### RECORD LIST
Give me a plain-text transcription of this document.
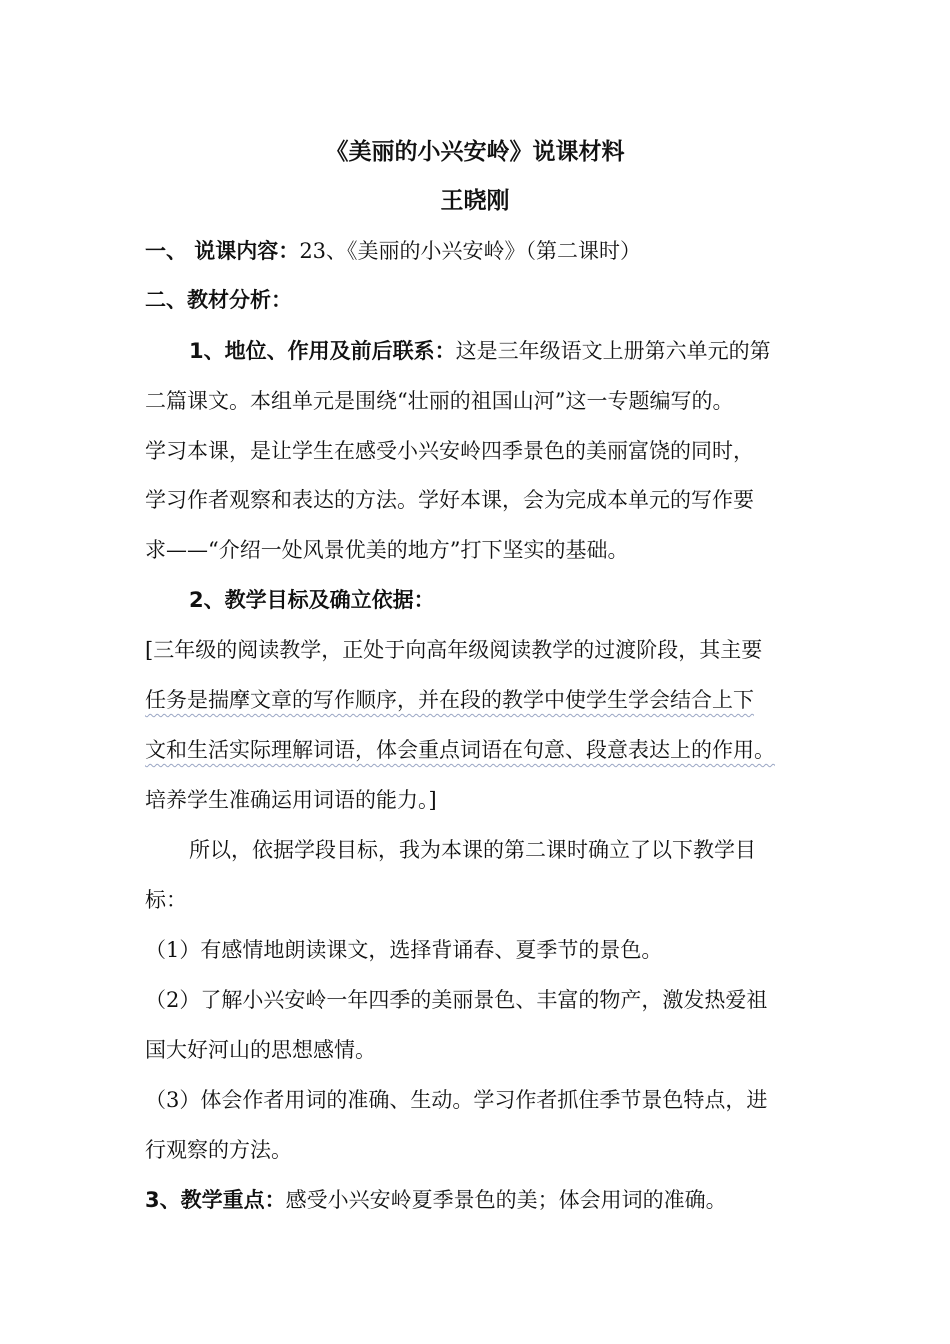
《美丽的小兴安岭》说课材料
王晓刚
一、 说课内容：23、《美丽的小兴安岭》（第二课时）
二、教材分析：
1、地位、作用及前后联系：这是三年级语文上册第六单元的第
二篇课文。本组单元是围绕“壮丽的祖国山河”这一专题编写的。
学习本课，是让学生在感受小兴安岭四季景色的美丽富饶的同时，
学习作者观察和表达的方法。学好本课，会为完成本单元的写作要
求——“介绍一处风景优美的地方”打下坚实的基础。
2、教学目标及确立依据：
[三年级的阅读教学，正处于向高年级阅读教学的过渡阶段，其主要
任务是揣摩文章的写作顺序，并在段的教学中使学生学会结合上下
文和生活实际理解词语，体会重点词语在句意、段意表达上的作用。
培养学生准确运用词语的能力。]
所以，依据学段目标，我为本课的第二课时确立了以下教学目
标：
（1）有感情地朗读课文，选择背诵春、夏季节的景色。
（2）了解小兴安岭一年四季的美丽景色、丰富的物产，激发热爱祖
国大好河山的思想感情。
（3）体会作者用词的准确、生动。学习作者抓住季节景色特点，进
行观察的方法。
3、教学重点：感受小兴安岭夏季景色的美；体会用词的准确。
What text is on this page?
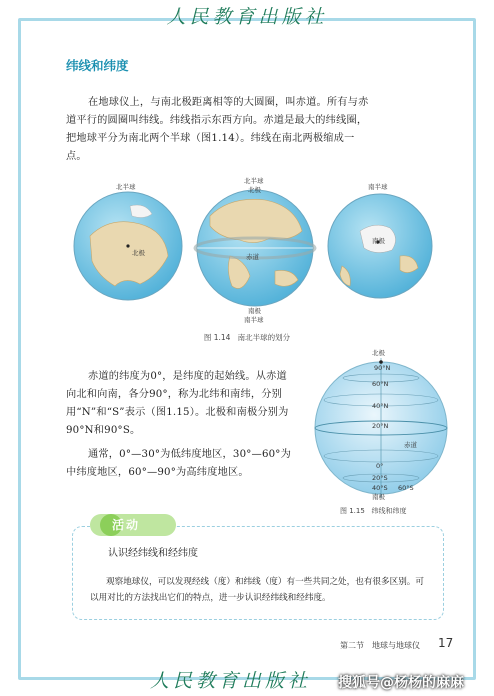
人民教育出版社
纬线和纬度

在地球仪上，与南北极距离相等的大圆圈，叫赤道。所有与赤道平行的圆圈叫纬线。纬线指示东西方向。赤道是最大的纬线圈，把地球平分为南北两个半球（图1.14）。纬线在南北两极缩成一点。

北半球
北极
北半球
北极
赤道
南极
南半球
南半球
南极
图 1.14 南北半球的划分

赤道的纬度为0°，是纬度的起始线。从赤道向北和向南，各分90°，称为北纬和南纬，分别用“N”和“S”表示（图1.15）。北极和南极分别为90°N和90°S。

通常，0°—30°为低纬度地区，30°—60°为中纬度地区，60°—90°为高纬度地区。

北极
90°N
60°N
40°N
20°N
0°
20°S
40°S 60°S
赤道
南极
图 1.15 纬线和纬度
活动
认识经纬线和经纬度

观察地球仪，可以发现经线（度）和纬线（度）有一些共同之处，也有很多区别。可以用对比的方法找出它们的特点，进一步认识经纬线和经纬度。

第二节　地球与地球仪 17
人民教育出版社 搜狐号@杨杨的麻麻
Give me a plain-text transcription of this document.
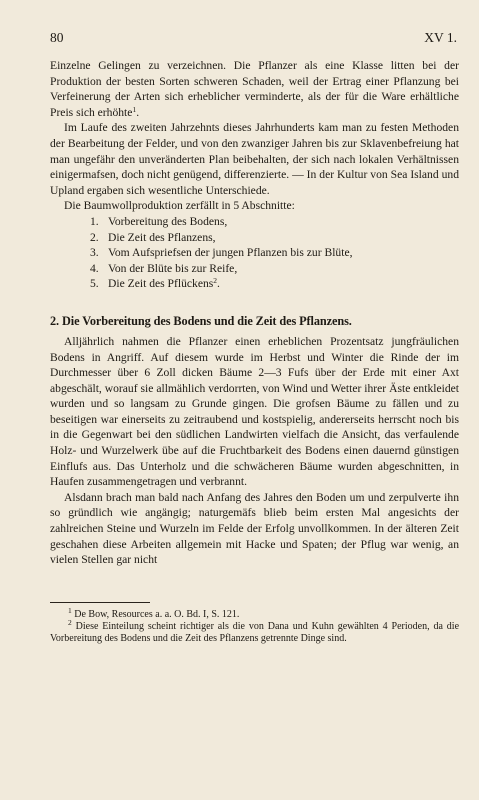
80	XV 1.

Einzelne Gelingen zu verzeichnen. Die Pflanzer als eine Klasse litten bei der Produktion der besten Sorten schweren Schaden, weil der Ertrag einer Pflanzung bei Verfeinerung der Arten sich erheblicher verminderte, als der für die Ware erhältliche Preis sich erhöhte$^1$.

Im Laufe des zweiten Jahrzehnts dieses Jahrhunderts kam man zu festen Methoden der Bearbeitung der Felder, und von den zwanziger Jahren bis zur Sklavenbefreiung hat man ungefähr den unveränderten Plan beibehalten, der sich nach lokalen Verhältnissen einigermafsen, doch nicht genügend, differenzierte. — In der Kultur von Sea Island und Upland ergaben sich wesentliche Unterschiede.

Die Baumwollproduktion zerfällt in 5 Abschnitte:

1. Vorbereitung des Bodens,
2. Die Zeit des Pflanzens,
3. Vom Aufspriefsen der jungen Pflanzen bis zur Blüte,
4. Von der Blüte bis zur Reife,
5. Die Zeit des Pflückens$^2$.
2. Die Vorbereitung des Bodens und die Zeit des Pflanzens.

Alljährlich nahmen die Pflanzer einen erheblichen Prozentsatz jungfräulichen Bodens in Angriff. Auf diesem wurde im Herbst und Winter die Rinde der im Durchmesser über 6 Zoll dicken Bäume 2—3 Fufs über der Erde mit einer Axt abgeschält, worauf sie allmählich verdorrten, von Wind und Wetter ihrer Äste entkleidet wurden und so langsam zu Grunde gingen. Die grofsen Bäume zu fällen und zu beseitigen war einerseits zu zeitraubend und kostspielig, andererseits herrscht noch bis in die Gegenwart bei den südlichen Landwirten vielfach die Ansicht, das verfaulende Holz- und Wurzelwerk übe auf die Fruchtbarkeit des Bodens einen dauernd günstigen Einflufs aus. Das Unterholz und die schwächeren Bäume wurden abgeschnitten, in Haufen zusammengetragen und verbrannt.

Alsdann brach man bald nach Anfang des Jahres den Boden um und zerpulverte ihn so gründlich wie angängig; naturgemäfs blieb beim ersten Mal angesichts der zahlreichen Steine und Wurzeln im Felde der Erfolg unvollkommen. In der älteren Zeit geschahen diese Arbeiten allgemein mit Hacke und Spaten; der Pflug war wenig, an vielen Stellen gar nicht

$^1$ De Bow, Resources a. a. O. Bd. I, S. 121.

$^2$ Diese Einteilung scheint richtiger als die von Dana und Kuhn gewählten 4 Perioden, da die Vorbereitung des Bodens und die Zeit des Pflanzens getrennte Dinge sind.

### TASK INSTRUCTIONS
Omit every picture while copying the listing above exactly.

### THE REPLY
Give me a plain-text transcription of this document.
《美丽的小兴安岭》说课材料
王晓刚
一、 说课内容：23、《美丽的小兴安岭》（第二课时）
二、教材分析：
1、地位、作用及前后联系：这是三年级语文上册第六单元的第
二篇课文。本组单元是围绕“壮丽的祖国山河”这一专题编写的。
学习本课，是让学生在感受小兴安岭四季景色的美丽富饶的同时，
学习作者观察和表达的方法。学好本课，会为完成本单元的写作要
求——“介绍一处风景优美的地方”打下坚实的基础。
2、教学目标及确立依据：
[三年级的阅读教学，正处于向高年级阅读教学的过渡阶段，其主要
任务是揣摩文章的写作顺序，并在段的教学中使学生学会结合上下
文和生活实际理解词语，体会重点词语在句意、段意表达上的作用。
培养学生准确运用词语的能力。]
所以，依据学段目标，我为本课的第二课时确立了以下教学目
标：
（1）有感情地朗读课文，选择背诵春、夏季节的景色。
（2）了解小兴安岭一年四季的美丽景色、丰富的物产，激发热爱祖
国大好河山的思想感情。
（3）体会作者用词的准确、生动。学习作者抓住季节景色特点，进
行观察的方法。
3、教学重点：感受小兴安岭夏季景色的美；体会用词的准确。
What text is on this page?
人民教育出版社
纬线和纬度

在地球仪上，与南北极距离相等的大圆圈，叫赤道。所有与赤道平行的圆圈叫纬线。纬线指示东西方向。赤道是最大的纬线圈，把地球平分为南北两个半球（图1.14）。纬线在南北两极缩成一点。

北半球
北极
北半球
北极
赤道
南极
南半球
南半球
南极
图 1.14 南北半球的划分

赤道的纬度为0°，是纬度的起始线。从赤道向北和向南，各分90°，称为北纬和南纬，分别用“N”和“S”表示（图1.15）。北极和南极分别为90°N和90°S。

通常，0°—30°为低纬度地区，30°—60°为中纬度地区，60°—90°为高纬度地区。

北极
90°N
60°N
40°N
20°N
0°
20°S
40°S 60°S
赤道
南极
图 1.15 纬线和纬度
活动
认识经纬线和经纬度

观察地球仪，可以发现经线（度）和纬线（度）有一些共同之处，也有很多区别。可以用对比的方法找出它们的特点，进一步认识经纬线和经纬度。

第二节　地球与地球仪 17
人民教育出版社 搜狐号@杨杨的麻麻
Give me a plain-text transcription of this document.
80	XV 1.

Einzelne Gelingen zu verzeichnen. Die Pflanzer als eine Klasse litten bei der Produktion der besten Sorten schweren Schaden, weil der Ertrag einer Pflanzung bei Verfeinerung der Arten sich erheblicher verminderte, als der für die Ware erhältliche Preis sich erhöhte$^1$.

Im Laufe des zweiten Jahrzehnts dieses Jahrhunderts kam man zu festen Methoden der Bearbeitung der Felder, und von den zwanziger Jahren bis zur Sklavenbefreiung hat man ungefähr den unveränderten Plan beibehalten, der sich nach lokalen Verhältnissen einigermafsen, doch nicht genügend, differenzierte. — In der Kultur von Sea Island und Upland ergaben sich wesentliche Unterschiede.

Die Baumwollproduktion zerfällt in 5 Abschnitte:

1. Vorbereitung des Bodens,
2. Die Zeit des Pflanzens,
3. Vom Aufspriefsen der jungen Pflanzen bis zur Blüte,
4. Von der Blüte bis zur Reife,
5. Die Zeit des Pflückens$^2$.
2. Die Vorbereitung des Bodens und die Zeit des Pflanzens.

Alljährlich nahmen die Pflanzer einen erheblichen Prozentsatz jungfräulichen Bodens in Angriff. Auf diesem wurde im Herbst und Winter die Rinde der im Durchmesser über 6 Zoll dicken Bäume 2—3 Fufs über der Erde mit einer Axt abgeschält, worauf sie allmählich verdorrten, von Wind und Wetter ihrer Äste entkleidet wurden und so langsam zu Grunde gingen. Die grofsen Bäume zu fällen und zu beseitigen war einerseits zu zeitraubend und kostspielig, andererseits herrscht noch bis in die Gegenwart bei den südlichen Landwirten vielfach die Ansicht, das verfaulende Holz- und Wurzelwerk übe auf die Fruchtbarkeit des Bodens einen dauernd günstigen Einflufs aus. Das Unterholz und die schwächeren Bäume wurden abgeschnitten, in Haufen zusammengetragen und verbrannt.

Alsdann brach man bald nach Anfang des Jahres den Boden um und zerpulverte ihn so gründlich wie angängig; naturgemäfs blieb beim ersten Mal angesichts der zahlreichen Steine und Wurzeln im Felde der Erfolg unvollkommen. In der älteren Zeit geschahen diese Arbeiten allgemein mit Hacke und Spaten; der Pflug war wenig, an vielen Stellen gar nicht

$^1$ De Bow, Resources a. a. O. Bd. I, S. 121.

$^2$ Diese Einteilung scheint richtiger als die von Dana und Kuhn gewählten 4 Perioden, da die Vorbereitung des Bodens und die Zeit des Pflanzens getrennte Dinge sind.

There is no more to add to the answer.